● **Task instructions**
Identify the lines that contain the word "revenus", then copy them.

● **Data extract**
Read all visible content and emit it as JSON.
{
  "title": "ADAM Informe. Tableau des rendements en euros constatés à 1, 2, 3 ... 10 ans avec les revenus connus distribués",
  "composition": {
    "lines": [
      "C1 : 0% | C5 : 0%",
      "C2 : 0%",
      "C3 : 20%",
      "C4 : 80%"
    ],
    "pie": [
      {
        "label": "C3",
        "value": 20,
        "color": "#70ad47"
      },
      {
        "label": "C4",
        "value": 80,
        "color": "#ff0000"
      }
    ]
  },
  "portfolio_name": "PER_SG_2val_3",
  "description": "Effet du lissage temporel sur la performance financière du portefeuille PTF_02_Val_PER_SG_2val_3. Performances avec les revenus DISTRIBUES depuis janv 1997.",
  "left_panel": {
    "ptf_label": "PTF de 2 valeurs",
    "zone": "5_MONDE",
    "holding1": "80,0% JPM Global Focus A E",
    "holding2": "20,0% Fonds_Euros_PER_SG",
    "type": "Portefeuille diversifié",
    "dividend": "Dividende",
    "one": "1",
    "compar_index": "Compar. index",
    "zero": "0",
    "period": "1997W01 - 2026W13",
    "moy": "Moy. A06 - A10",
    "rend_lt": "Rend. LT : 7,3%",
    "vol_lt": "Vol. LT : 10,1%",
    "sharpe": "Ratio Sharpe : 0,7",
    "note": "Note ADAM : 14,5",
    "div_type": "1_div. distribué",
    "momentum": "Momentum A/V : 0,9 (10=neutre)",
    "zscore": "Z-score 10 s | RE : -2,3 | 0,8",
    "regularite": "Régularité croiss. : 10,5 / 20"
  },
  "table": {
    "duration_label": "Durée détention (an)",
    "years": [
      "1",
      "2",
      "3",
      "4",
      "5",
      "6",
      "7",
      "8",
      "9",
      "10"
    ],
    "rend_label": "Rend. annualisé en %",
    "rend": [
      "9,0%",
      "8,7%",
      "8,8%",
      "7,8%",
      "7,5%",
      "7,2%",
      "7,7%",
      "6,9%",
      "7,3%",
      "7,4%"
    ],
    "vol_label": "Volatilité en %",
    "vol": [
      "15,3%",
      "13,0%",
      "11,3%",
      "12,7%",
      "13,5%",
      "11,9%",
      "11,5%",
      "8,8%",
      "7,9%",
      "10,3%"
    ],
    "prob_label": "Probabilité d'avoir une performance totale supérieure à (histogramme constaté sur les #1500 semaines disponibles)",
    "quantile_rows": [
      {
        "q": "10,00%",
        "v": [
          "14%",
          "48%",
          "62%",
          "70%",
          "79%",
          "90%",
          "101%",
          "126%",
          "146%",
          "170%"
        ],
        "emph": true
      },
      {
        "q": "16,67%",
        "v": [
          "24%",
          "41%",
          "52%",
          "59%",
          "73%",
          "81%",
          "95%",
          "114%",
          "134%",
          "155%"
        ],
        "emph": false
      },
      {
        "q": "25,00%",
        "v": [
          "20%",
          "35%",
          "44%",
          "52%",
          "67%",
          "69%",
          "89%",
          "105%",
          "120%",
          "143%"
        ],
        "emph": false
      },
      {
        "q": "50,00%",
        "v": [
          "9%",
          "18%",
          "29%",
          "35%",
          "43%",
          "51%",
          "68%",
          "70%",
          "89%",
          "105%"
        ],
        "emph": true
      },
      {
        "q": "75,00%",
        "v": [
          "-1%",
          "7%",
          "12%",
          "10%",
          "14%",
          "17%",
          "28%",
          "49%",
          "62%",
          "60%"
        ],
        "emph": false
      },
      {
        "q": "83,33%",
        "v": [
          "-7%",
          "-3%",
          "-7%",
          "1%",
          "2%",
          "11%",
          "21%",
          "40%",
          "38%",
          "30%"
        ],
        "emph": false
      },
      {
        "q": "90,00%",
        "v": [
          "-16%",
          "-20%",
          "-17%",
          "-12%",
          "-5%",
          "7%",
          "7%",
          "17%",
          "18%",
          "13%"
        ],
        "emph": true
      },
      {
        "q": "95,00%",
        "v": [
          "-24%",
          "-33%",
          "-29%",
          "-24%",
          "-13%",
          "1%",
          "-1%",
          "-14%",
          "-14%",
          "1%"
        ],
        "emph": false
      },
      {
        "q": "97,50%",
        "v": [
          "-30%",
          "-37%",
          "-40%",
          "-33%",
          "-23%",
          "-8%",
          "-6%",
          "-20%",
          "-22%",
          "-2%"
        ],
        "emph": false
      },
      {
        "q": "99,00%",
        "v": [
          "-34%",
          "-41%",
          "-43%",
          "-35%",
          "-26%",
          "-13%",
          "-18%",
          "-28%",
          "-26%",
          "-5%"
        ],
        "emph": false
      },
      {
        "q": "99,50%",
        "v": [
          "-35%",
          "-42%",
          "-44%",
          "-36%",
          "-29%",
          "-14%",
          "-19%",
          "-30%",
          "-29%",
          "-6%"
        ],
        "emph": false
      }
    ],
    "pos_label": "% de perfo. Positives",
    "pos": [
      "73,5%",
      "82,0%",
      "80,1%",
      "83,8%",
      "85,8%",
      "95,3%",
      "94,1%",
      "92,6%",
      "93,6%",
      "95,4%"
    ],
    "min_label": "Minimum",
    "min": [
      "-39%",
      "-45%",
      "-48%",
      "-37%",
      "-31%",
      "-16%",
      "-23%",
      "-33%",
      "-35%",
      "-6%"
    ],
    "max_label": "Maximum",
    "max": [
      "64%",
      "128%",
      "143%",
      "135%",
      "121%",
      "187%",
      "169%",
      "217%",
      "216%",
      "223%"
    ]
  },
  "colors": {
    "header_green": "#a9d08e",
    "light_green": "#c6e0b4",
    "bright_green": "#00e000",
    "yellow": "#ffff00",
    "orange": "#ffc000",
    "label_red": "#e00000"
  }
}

● **Exercise result**
  "title": "ADAM Informe. Tableau des rendements en euros constatés à 1, 2, 3 ... 10 ans avec les revenus connus distribués",
  "description": "Effet du lissage temporel sur la performance financière du portefeuille PTF_02_Val_PER_SG_2val_3. Performances avec les revenus DISTRIBUES depuis janv 1997.",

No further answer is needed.